### Written instruction
Your answer should be one number: the count of lines in these entries that hold the word "significa".

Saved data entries

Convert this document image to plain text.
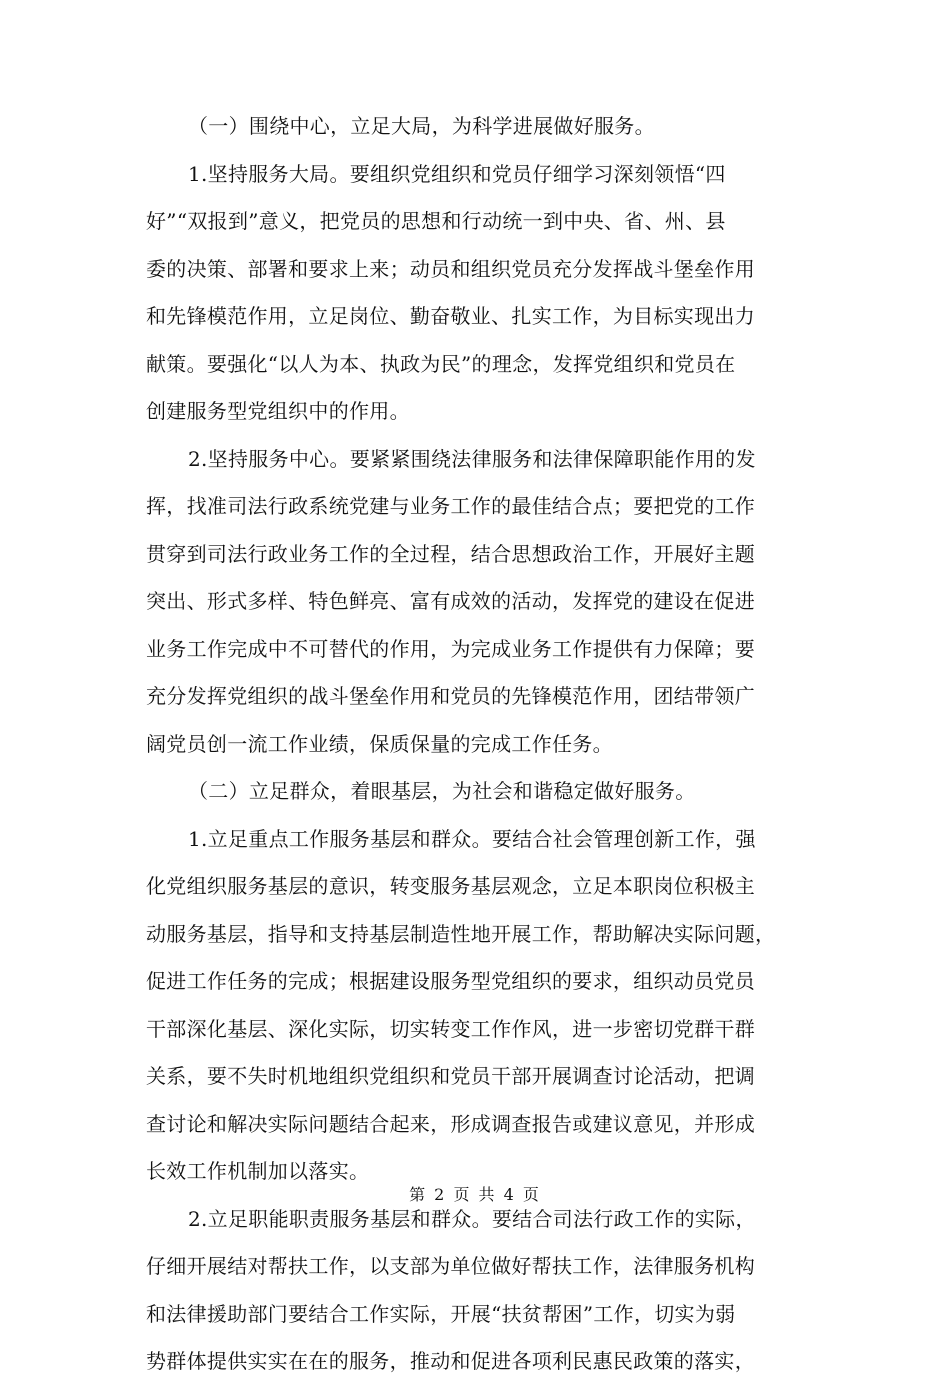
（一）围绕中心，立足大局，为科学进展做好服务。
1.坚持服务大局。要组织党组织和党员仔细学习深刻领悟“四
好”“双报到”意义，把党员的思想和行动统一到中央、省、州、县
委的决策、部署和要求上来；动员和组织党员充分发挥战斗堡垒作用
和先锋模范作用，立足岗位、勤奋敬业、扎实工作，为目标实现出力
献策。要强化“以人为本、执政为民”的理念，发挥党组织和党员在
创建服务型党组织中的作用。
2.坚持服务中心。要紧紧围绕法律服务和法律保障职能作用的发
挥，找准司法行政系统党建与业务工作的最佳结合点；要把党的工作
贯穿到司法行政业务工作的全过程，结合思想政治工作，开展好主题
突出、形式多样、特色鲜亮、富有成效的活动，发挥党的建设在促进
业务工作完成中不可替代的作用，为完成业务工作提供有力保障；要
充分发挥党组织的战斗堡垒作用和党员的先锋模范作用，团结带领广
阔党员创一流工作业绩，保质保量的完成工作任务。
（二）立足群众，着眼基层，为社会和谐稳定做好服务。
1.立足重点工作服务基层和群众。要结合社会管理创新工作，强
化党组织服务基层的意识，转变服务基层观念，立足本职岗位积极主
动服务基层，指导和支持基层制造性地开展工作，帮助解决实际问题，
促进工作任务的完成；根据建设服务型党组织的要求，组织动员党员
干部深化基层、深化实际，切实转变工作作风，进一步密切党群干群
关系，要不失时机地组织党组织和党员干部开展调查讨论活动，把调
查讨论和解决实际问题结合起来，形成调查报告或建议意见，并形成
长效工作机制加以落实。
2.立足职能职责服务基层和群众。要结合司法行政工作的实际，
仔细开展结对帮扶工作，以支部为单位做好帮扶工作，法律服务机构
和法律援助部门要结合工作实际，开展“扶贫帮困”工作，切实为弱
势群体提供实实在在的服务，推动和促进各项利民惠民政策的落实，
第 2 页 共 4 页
---
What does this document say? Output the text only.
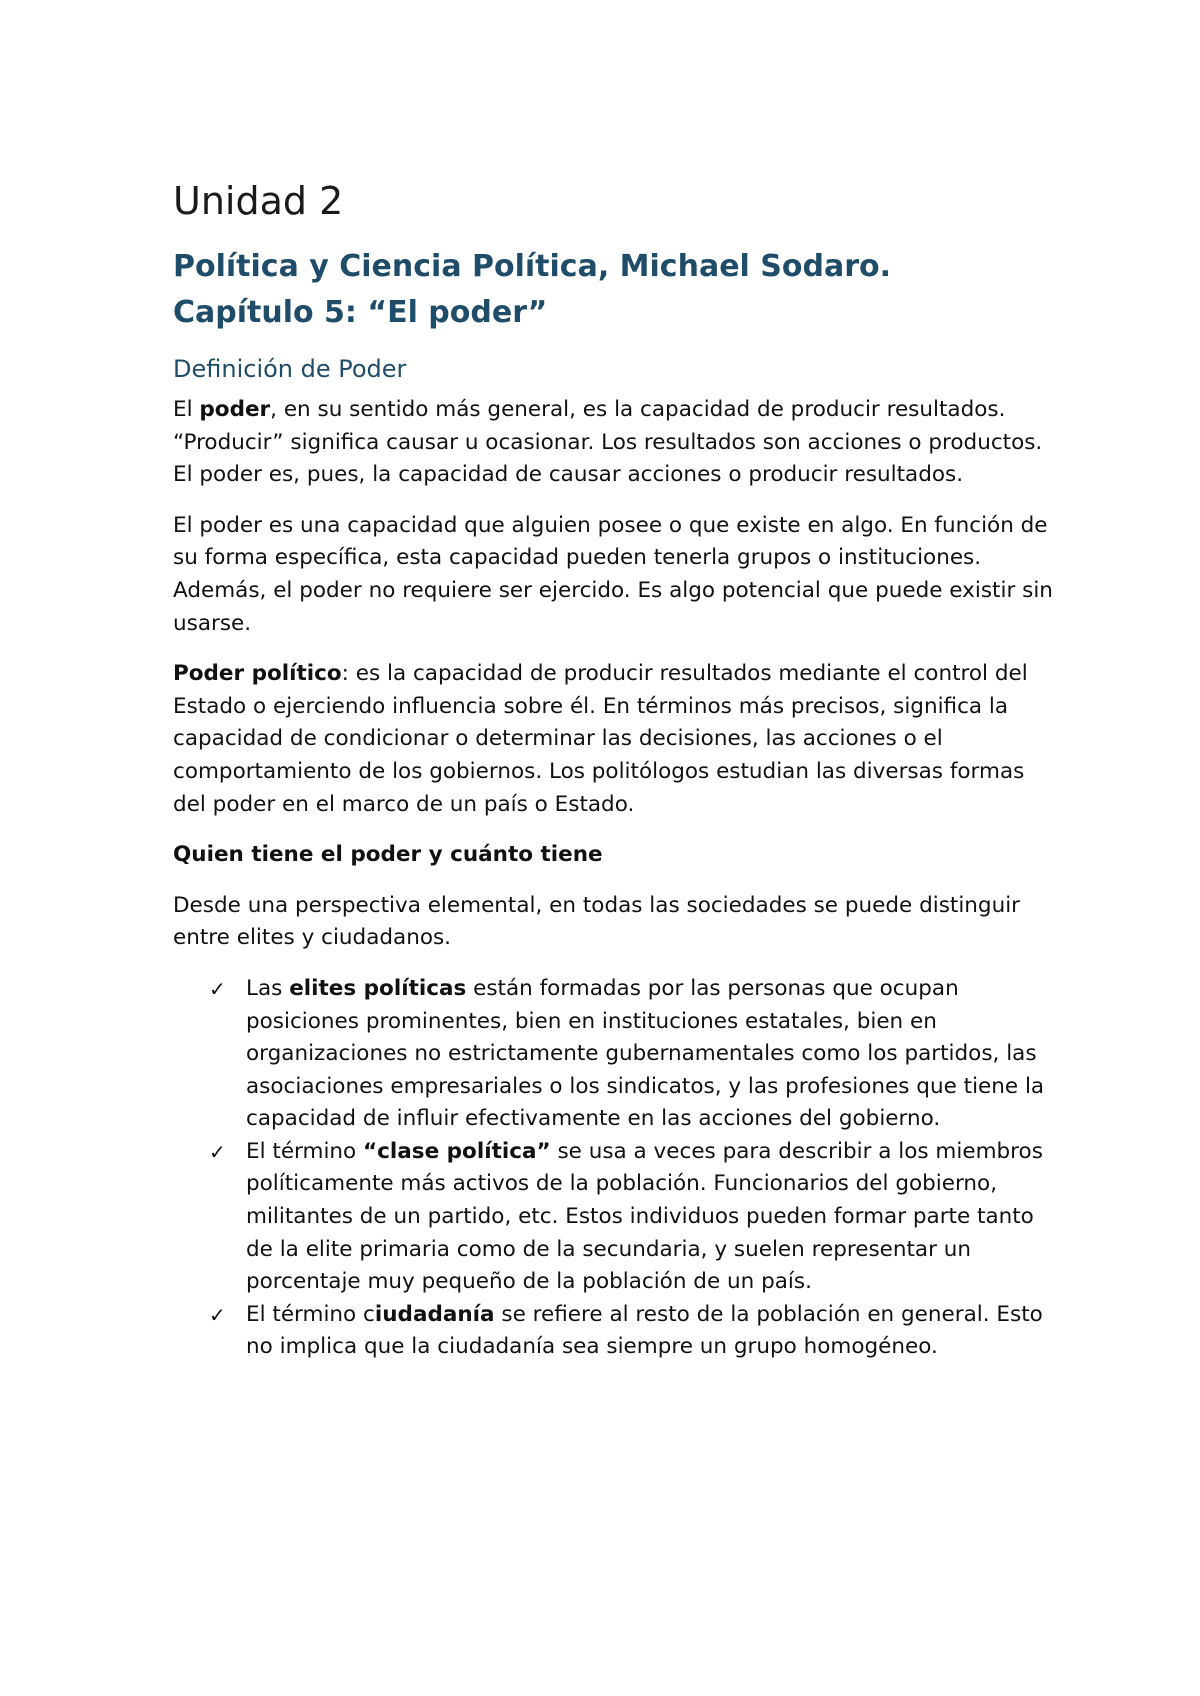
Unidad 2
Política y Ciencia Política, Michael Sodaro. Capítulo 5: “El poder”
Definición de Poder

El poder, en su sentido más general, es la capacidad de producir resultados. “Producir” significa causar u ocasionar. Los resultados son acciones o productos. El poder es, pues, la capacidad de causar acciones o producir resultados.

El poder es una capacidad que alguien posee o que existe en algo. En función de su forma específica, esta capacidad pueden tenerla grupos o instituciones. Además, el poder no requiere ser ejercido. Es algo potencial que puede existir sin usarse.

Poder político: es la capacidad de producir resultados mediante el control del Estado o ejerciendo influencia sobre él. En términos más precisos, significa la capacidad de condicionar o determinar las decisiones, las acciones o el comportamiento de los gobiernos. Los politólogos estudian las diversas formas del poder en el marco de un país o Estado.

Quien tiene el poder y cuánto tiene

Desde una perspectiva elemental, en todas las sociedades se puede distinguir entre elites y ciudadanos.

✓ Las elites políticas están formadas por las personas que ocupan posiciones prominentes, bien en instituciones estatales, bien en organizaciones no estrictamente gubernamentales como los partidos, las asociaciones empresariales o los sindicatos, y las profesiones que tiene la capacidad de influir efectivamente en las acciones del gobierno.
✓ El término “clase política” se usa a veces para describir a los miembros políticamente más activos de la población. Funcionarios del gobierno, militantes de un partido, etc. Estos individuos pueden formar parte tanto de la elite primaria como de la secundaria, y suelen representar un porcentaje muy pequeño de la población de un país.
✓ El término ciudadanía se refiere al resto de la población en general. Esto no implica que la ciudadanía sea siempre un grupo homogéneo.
==
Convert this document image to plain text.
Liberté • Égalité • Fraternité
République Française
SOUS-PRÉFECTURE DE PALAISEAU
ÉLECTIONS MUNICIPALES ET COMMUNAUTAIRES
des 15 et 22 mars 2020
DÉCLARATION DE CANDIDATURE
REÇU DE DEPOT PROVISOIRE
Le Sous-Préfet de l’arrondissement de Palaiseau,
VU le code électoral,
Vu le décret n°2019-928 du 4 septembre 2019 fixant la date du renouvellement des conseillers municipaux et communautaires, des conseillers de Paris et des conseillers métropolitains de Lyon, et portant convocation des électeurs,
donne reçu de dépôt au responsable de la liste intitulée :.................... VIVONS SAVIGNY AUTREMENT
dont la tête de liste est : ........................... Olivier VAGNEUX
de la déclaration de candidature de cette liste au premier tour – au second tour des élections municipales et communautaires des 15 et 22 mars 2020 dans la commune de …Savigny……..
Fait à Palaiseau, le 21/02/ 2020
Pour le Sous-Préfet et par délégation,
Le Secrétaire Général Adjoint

### Worked solution
2